» Records from a data collection:
____

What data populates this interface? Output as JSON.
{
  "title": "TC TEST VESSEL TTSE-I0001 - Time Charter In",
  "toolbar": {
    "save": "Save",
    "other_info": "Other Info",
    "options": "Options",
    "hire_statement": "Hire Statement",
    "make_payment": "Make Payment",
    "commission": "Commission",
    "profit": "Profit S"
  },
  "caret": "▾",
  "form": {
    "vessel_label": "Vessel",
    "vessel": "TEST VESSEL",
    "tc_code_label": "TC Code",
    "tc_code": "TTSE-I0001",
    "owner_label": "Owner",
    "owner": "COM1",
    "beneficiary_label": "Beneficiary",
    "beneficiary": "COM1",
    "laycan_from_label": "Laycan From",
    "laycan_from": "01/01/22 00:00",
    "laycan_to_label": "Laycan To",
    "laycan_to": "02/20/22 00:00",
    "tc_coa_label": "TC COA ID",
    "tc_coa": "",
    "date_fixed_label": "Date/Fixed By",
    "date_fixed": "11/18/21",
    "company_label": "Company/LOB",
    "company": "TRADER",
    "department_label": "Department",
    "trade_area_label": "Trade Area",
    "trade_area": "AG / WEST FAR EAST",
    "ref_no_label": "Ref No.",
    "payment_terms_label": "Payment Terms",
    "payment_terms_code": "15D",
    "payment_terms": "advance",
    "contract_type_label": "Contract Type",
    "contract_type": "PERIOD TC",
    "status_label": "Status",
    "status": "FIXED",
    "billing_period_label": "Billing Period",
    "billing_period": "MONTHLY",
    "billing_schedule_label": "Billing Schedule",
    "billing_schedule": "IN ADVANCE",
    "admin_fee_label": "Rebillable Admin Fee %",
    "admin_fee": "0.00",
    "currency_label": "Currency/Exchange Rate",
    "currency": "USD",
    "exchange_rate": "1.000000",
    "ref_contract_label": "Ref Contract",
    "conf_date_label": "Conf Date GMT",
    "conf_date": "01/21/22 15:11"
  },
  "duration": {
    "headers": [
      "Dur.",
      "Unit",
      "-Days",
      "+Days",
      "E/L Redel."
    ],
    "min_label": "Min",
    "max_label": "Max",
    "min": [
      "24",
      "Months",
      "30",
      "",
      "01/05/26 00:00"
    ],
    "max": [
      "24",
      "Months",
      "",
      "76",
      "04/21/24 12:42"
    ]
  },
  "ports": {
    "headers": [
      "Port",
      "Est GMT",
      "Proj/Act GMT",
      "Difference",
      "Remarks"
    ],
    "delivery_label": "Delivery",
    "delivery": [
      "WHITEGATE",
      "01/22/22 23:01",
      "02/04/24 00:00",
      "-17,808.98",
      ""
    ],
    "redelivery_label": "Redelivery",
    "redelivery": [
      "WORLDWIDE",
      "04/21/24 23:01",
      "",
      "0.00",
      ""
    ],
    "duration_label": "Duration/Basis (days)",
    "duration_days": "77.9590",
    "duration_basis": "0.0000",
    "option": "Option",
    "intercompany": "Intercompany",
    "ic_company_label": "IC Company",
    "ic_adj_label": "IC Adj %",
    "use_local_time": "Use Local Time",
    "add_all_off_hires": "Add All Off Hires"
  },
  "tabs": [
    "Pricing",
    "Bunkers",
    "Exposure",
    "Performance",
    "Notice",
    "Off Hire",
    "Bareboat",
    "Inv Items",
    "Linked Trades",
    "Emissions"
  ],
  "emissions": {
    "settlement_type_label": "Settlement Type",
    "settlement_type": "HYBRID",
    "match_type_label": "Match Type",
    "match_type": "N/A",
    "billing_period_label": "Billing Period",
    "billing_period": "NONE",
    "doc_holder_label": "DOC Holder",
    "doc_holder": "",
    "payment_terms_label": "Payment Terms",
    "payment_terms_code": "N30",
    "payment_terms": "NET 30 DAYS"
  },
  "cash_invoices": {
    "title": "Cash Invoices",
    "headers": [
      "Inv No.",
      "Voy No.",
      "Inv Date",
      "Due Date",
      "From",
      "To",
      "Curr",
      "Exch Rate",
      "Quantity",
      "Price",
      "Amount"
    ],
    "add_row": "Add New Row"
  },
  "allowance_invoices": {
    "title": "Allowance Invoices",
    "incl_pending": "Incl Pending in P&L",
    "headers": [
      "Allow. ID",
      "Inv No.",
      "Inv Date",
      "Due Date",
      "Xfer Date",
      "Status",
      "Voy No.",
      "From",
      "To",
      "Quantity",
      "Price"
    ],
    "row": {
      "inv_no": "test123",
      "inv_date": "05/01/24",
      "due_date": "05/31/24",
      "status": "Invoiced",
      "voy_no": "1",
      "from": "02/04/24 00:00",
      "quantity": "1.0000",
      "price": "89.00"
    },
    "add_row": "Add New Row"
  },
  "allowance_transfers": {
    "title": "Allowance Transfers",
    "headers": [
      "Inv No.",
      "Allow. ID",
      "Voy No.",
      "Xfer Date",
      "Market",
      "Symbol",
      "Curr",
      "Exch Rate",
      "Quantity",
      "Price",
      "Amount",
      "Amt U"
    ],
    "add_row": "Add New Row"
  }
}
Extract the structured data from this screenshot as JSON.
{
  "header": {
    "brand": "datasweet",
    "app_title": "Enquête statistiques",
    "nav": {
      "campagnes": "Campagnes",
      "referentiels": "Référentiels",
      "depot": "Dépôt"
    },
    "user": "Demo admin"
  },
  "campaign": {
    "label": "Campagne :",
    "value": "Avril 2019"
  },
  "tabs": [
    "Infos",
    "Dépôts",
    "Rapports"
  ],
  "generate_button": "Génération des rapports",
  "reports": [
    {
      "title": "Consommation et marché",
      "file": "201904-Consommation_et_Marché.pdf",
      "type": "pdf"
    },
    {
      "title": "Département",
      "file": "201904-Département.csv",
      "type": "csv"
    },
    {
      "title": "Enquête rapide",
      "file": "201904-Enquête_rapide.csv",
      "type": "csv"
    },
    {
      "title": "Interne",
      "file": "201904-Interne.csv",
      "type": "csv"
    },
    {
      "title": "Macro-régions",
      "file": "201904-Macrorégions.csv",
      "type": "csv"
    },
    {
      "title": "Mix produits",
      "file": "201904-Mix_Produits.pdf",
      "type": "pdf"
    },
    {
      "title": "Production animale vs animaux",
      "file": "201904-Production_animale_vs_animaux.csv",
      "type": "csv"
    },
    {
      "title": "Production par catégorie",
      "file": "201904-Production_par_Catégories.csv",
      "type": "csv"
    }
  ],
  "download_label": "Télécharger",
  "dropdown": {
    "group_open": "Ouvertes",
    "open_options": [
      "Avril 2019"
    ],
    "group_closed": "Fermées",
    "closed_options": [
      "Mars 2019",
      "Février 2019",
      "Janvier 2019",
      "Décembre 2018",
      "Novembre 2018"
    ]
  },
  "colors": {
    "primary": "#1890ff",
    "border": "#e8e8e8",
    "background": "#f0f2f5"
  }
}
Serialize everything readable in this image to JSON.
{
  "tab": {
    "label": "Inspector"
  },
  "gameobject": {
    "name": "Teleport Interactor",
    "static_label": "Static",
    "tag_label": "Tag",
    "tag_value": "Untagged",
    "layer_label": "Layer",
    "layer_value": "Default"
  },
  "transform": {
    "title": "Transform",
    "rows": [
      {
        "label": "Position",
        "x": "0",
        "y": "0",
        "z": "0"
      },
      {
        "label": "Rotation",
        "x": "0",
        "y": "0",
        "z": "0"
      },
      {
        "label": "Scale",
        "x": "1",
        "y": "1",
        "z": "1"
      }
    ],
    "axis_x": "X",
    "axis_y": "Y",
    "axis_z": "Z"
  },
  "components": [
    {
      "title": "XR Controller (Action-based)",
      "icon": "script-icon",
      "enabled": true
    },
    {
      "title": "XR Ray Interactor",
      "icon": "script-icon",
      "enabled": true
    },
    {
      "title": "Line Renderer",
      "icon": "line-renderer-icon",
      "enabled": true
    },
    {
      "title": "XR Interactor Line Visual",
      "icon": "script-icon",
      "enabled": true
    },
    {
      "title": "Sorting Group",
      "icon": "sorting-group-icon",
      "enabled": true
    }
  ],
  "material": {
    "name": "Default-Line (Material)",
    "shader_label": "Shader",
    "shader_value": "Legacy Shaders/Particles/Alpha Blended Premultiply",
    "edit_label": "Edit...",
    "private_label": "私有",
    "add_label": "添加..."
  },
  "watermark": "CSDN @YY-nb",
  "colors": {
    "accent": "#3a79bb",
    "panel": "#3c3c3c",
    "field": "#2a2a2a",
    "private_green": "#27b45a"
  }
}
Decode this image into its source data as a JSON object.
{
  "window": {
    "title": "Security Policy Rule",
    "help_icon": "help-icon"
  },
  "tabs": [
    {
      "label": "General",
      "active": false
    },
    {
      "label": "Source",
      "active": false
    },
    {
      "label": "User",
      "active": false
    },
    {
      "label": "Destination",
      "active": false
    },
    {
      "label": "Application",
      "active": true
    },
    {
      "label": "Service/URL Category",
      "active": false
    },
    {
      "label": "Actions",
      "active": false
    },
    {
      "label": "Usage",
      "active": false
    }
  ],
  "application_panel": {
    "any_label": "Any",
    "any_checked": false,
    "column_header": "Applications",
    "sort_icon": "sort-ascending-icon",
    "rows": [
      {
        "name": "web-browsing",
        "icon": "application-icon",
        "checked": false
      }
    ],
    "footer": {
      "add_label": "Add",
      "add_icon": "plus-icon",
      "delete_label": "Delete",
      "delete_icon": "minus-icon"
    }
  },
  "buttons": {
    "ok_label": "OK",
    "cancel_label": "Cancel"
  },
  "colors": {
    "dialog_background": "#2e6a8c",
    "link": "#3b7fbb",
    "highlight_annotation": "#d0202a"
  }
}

____

» TASK:
Find every line that holds "this" and copy it.

» RESPONSE:
What data populates this interface? Output as JSON.
Extract the structured data from this screenshot as JSON.
Serialize everything readable in this image to JSON.
Decode this image into its source data as a JSON object.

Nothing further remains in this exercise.